DATA TO PROCESS:
########################################
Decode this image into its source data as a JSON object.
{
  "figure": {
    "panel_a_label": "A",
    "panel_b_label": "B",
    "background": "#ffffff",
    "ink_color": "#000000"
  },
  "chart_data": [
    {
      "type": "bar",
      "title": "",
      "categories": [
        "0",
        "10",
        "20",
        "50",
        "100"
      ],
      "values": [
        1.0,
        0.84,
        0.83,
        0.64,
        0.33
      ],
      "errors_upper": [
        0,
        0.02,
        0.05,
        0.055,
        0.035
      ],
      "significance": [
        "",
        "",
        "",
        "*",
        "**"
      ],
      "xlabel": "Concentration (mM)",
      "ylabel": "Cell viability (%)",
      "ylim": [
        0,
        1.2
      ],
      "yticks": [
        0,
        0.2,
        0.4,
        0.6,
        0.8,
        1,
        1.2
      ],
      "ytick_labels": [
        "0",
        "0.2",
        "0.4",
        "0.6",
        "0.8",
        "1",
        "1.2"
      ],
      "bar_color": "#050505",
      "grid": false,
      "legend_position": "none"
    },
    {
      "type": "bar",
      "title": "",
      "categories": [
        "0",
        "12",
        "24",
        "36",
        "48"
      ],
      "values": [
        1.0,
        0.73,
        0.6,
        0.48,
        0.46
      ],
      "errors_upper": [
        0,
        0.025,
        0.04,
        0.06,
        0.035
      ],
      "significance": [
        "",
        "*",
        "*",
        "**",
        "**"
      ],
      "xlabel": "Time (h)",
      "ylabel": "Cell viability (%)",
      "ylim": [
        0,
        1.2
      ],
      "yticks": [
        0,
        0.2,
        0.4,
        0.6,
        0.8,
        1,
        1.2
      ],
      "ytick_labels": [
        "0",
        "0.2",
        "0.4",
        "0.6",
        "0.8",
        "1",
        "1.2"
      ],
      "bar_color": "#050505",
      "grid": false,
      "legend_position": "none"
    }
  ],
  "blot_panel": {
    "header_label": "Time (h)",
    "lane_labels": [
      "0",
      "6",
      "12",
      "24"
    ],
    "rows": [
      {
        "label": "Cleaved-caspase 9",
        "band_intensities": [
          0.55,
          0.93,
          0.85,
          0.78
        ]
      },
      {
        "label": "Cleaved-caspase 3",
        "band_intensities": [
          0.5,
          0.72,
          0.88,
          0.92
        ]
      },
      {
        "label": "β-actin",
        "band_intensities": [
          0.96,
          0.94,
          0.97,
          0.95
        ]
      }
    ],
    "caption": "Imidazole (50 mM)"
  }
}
########################################
Return the listing above in full, character for character.

Decode this image into its source data as a JSON object.
{
  "figure": {
    "panel_a_label": "A",
    "panel_b_label": "B",
    "background": "#ffffff",
    "ink_color": "#000000"
  },
  "chart_data": [
    {
      "type": "bar",
      "title": "",
      "categories": [
        "0",
        "10",
        "20",
        "50",
        "100"
      ],
      "values": [
        1.0,
        0.84,
        0.83,
        0.64,
        0.33
      ],
      "errors_upper": [
        0,
        0.02,
        0.05,
        0.055,
        0.035
      ],
      "significance": [
        "",
        "",
        "",
        "*",
        "**"
      ],
      "xlabel": "Concentration (mM)",
      "ylabel": "Cell viability (%)",
      "ylim": [
        0,
        1.2
      ],
      "yticks": [
        0,
        0.2,
        0.4,
        0.6,
        0.8,
        1,
        1.2
      ],
      "ytick_labels": [
        "0",
        "0.2",
        "0.4",
        "0.6",
        "0.8",
        "1",
        "1.2"
      ],
      "bar_color": "#050505",
      "grid": false,
      "legend_position": "none"
    },
    {
      "type": "bar",
      "title": "",
      "categories": [
        "0",
        "12",
        "24",
        "36",
        "48"
      ],
      "values": [
        1.0,
        0.73,
        0.6,
        0.48,
        0.46
      ],
      "errors_upper": [
        0,
        0.025,
        0.04,
        0.06,
        0.035
      ],
      "significance": [
        "",
        "*",
        "*",
        "**",
        "**"
      ],
      "xlabel": "Time (h)",
      "ylabel": "Cell viability (%)",
      "ylim": [
        0,
        1.2
      ],
      "yticks": [
        0,
        0.2,
        0.4,
        0.6,
        0.8,
        1,
        1.2
      ],
      "ytick_labels": [
        "0",
        "0.2",
        "0.4",
        "0.6",
        "0.8",
        "1",
        "1.2"
      ],
      "bar_color": "#050505",
      "grid": false,
      "legend_position": "none"
    }
  ],
  "blot_panel": {
    "header_label": "Time (h)",
    "lane_labels": [
      "0",
      "6",
      "12",
      "24"
    ],
    "rows": [
      {
        "label": "Cleaved-caspase 9",
        "band_intensities": [
          0.55,
          0.93,
          0.85,
          0.78
        ]
      },
      {
        "label": "Cleaved-caspase 3",
        "band_intensities": [
          0.5,
          0.72,
          0.88,
          0.92
        ]
      },
      {
        "label": "β-actin",
        "band_intensities": [
          0.96,
          0.94,
          0.97,
          0.95
        ]
      }
    ],
    "caption": "Imidazole (50 mM)"
  }
}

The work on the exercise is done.